* _Exercise instructions_:
Which lines in the records below mention the word "Alfredo"? Copy each one out.

(Document page text data)

------------------------------------

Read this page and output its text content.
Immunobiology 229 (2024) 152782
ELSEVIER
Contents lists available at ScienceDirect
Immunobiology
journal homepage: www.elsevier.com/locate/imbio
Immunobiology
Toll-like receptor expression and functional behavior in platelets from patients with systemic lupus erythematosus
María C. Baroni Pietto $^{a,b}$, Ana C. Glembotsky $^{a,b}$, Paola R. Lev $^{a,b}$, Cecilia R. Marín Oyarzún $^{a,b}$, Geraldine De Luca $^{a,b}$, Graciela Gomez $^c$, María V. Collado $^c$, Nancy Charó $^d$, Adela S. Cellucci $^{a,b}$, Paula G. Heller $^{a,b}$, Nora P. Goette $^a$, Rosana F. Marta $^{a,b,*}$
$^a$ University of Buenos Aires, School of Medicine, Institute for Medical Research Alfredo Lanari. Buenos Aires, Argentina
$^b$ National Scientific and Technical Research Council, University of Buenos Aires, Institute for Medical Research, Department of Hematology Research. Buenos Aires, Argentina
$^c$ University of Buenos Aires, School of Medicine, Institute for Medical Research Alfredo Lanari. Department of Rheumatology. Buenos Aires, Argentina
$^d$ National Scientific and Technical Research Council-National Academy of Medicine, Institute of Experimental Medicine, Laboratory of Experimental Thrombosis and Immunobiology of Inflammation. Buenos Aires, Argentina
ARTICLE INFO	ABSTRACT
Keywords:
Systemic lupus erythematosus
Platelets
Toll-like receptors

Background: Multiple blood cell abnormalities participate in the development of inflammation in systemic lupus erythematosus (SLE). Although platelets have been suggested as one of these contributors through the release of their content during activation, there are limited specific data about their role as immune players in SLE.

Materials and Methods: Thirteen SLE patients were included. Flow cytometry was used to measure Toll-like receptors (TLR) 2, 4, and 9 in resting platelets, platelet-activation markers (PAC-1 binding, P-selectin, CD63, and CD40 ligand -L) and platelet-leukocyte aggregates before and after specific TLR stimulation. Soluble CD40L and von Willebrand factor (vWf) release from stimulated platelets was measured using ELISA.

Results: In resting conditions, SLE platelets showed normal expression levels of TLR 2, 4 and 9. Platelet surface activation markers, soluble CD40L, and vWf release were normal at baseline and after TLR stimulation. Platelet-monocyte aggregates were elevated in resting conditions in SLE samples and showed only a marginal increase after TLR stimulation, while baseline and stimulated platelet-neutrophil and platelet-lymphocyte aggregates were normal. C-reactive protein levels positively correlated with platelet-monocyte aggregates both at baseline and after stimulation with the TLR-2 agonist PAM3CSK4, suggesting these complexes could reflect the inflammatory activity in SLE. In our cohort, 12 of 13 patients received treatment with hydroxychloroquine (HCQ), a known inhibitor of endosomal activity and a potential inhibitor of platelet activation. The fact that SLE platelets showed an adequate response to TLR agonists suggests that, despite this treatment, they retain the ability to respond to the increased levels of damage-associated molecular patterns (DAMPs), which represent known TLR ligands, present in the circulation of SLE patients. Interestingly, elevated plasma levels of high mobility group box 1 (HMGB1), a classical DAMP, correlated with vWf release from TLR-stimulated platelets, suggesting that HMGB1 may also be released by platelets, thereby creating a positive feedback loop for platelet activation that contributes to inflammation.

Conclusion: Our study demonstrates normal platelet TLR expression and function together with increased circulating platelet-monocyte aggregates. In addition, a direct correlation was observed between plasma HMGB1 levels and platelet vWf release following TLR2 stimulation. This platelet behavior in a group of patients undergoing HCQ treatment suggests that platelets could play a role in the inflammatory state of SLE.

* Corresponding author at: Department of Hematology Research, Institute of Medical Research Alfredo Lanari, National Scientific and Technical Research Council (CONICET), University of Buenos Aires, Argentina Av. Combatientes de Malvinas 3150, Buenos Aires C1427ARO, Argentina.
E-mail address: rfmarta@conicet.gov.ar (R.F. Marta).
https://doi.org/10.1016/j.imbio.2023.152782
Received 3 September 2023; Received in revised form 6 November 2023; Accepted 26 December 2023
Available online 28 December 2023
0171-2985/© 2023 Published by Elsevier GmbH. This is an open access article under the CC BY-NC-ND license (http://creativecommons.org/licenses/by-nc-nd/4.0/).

------------------------------------

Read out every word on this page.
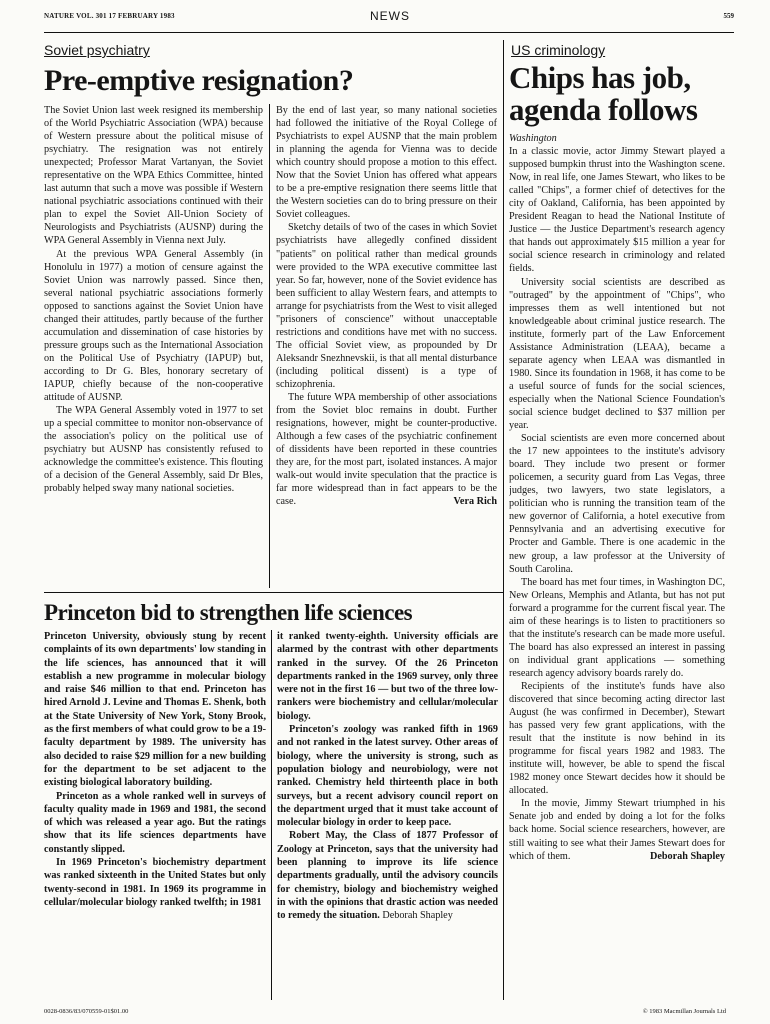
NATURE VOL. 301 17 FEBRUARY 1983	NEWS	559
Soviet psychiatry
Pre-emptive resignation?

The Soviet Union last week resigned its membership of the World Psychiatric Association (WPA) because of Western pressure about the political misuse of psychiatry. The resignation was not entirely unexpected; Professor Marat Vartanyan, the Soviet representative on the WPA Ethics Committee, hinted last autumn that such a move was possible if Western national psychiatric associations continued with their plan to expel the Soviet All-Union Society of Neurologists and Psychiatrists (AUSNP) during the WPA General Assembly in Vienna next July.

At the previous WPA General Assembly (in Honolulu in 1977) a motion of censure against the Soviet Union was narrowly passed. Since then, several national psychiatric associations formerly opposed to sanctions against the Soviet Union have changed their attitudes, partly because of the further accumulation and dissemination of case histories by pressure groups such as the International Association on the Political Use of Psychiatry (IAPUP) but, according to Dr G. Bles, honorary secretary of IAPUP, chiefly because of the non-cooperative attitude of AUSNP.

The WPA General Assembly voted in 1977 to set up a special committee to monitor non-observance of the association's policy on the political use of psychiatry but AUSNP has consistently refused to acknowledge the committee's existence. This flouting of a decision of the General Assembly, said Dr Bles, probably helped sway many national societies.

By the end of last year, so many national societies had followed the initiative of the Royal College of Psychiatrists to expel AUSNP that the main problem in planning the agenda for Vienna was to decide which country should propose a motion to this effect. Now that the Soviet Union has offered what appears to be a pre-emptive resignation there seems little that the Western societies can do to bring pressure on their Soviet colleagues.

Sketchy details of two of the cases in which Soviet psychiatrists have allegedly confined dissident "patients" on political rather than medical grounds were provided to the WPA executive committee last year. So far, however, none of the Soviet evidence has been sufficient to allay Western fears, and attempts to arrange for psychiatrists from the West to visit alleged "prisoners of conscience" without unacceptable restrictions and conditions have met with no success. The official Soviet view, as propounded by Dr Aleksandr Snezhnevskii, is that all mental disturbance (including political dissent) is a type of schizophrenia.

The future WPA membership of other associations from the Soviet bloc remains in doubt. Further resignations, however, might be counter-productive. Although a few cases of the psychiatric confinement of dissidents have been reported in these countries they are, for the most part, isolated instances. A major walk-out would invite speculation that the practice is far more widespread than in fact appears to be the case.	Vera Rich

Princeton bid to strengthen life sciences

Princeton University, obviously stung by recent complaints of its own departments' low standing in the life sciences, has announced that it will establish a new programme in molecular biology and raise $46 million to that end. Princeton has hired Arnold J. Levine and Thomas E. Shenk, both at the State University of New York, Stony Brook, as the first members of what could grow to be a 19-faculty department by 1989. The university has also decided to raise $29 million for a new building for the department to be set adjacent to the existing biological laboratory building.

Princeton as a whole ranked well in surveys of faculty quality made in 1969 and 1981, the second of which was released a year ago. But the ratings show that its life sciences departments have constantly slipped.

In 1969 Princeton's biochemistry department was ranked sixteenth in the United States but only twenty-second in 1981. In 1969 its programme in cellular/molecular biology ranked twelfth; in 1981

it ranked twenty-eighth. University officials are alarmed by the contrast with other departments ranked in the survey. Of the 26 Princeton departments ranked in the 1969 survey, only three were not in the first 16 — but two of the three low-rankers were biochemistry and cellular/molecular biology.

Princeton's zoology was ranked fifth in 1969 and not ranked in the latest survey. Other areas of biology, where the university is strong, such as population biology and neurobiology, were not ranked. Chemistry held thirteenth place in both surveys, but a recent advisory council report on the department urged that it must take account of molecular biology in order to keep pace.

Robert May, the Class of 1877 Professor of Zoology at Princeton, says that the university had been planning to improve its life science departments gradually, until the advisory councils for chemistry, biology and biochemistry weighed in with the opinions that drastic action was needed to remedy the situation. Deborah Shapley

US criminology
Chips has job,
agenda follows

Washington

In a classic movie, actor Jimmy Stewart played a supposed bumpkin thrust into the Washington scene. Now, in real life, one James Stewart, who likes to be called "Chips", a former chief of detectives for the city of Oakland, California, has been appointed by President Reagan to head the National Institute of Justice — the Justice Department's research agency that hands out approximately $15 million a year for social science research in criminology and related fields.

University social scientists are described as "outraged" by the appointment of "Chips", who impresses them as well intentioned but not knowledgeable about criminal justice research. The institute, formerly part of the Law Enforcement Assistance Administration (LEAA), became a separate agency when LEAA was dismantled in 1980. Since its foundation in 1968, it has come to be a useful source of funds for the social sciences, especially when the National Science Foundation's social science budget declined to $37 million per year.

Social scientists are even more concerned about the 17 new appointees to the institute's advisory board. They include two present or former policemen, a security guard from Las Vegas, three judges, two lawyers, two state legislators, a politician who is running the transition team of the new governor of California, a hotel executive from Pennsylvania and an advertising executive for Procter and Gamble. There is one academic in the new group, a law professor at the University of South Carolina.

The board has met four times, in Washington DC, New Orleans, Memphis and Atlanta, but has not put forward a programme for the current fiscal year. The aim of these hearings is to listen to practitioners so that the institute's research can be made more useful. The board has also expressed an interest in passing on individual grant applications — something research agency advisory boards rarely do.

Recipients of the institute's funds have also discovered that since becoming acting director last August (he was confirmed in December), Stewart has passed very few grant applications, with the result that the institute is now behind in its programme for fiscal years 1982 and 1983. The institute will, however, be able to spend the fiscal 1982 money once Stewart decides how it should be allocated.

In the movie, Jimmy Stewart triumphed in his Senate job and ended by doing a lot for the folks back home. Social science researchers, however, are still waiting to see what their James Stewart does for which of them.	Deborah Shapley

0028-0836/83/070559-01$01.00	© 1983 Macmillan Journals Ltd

------------------------------------

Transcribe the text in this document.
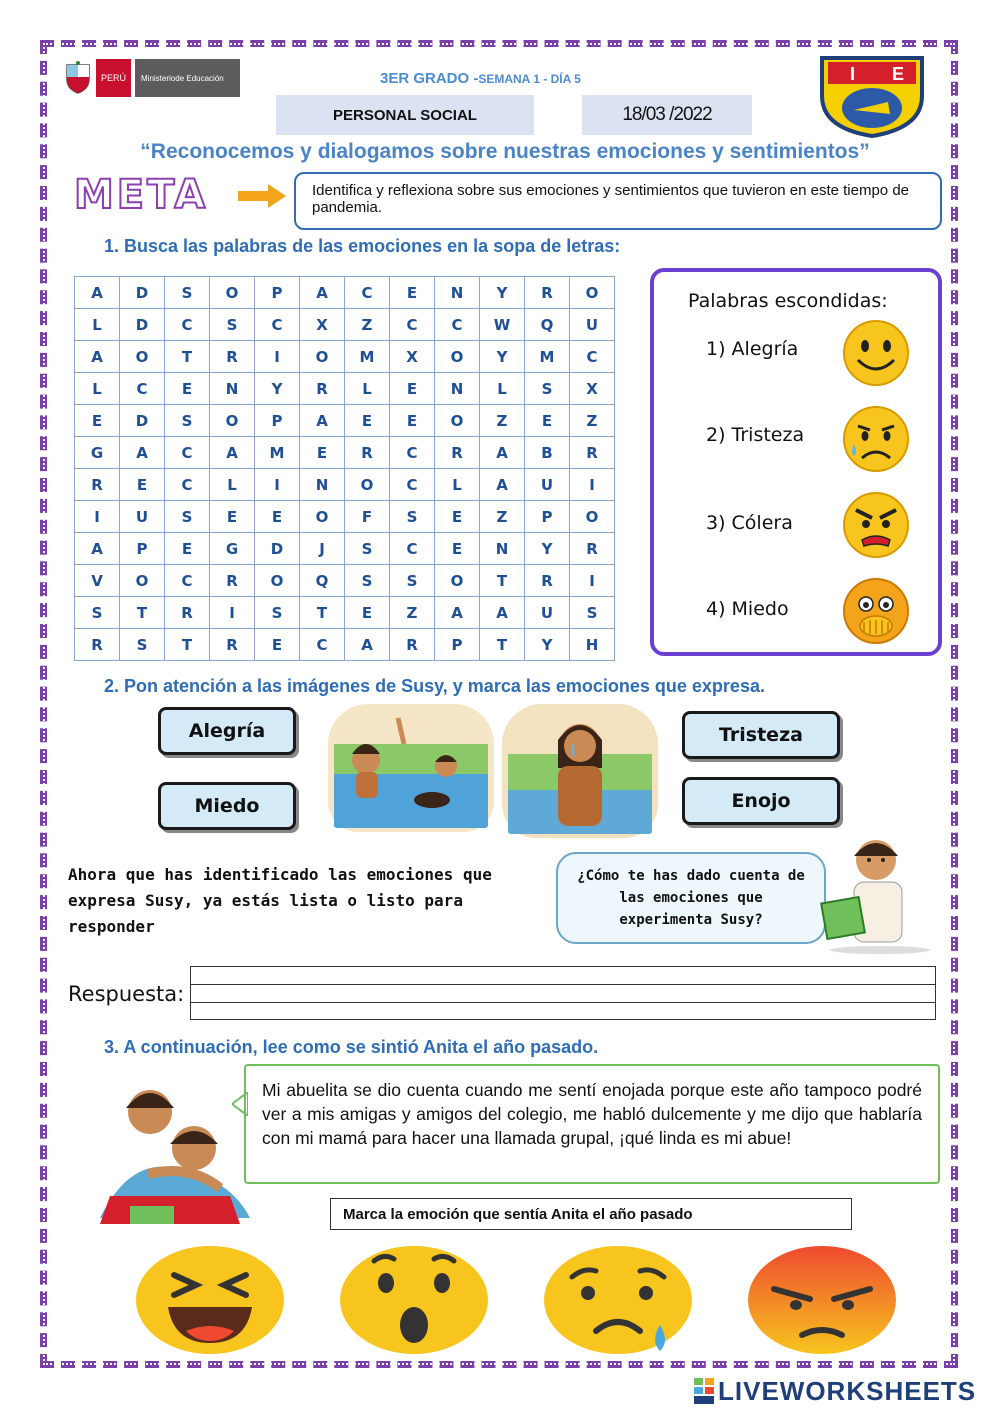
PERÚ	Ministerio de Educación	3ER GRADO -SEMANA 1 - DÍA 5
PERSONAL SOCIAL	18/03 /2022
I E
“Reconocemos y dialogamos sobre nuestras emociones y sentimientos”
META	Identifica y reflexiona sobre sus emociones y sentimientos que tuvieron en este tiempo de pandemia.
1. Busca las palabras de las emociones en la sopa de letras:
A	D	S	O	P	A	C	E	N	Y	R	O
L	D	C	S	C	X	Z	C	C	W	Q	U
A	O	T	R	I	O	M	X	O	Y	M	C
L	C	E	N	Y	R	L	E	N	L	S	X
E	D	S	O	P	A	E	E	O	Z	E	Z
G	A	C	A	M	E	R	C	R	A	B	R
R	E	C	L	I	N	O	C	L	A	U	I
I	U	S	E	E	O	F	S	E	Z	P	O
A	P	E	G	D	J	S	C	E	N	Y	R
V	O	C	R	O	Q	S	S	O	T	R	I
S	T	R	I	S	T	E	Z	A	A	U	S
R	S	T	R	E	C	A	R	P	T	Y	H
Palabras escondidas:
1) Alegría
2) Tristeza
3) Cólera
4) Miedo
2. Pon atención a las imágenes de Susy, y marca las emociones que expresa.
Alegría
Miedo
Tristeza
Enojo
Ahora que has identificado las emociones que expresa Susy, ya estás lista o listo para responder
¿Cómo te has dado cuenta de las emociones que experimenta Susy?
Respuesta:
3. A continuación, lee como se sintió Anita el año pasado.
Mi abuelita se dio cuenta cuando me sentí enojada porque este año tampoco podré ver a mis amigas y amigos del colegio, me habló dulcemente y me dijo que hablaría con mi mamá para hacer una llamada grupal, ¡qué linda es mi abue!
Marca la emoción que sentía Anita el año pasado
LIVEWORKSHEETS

------------------------------------

* _Written answer_:
$^a$ University of Buenos Aires, School of Medicine, Institute for Medical Research Alfredo Lanari. Buenos Aires, Argentina
$^c$ University of Buenos Aires, School of Medicine, Institute for Medical Research Alfredo Lanari. Department of Rheumatology. Buenos Aires, Argentina
* Corresponding author at: Department of Hematology Research, Institute of Medical Research Alfredo Lanari, National Scientific and Technical Research Council (CONICET), University of Buenos Aires, Argentina Av. Combatientes de Malvinas 3150, Buenos Aires C1427ARO, Argentina.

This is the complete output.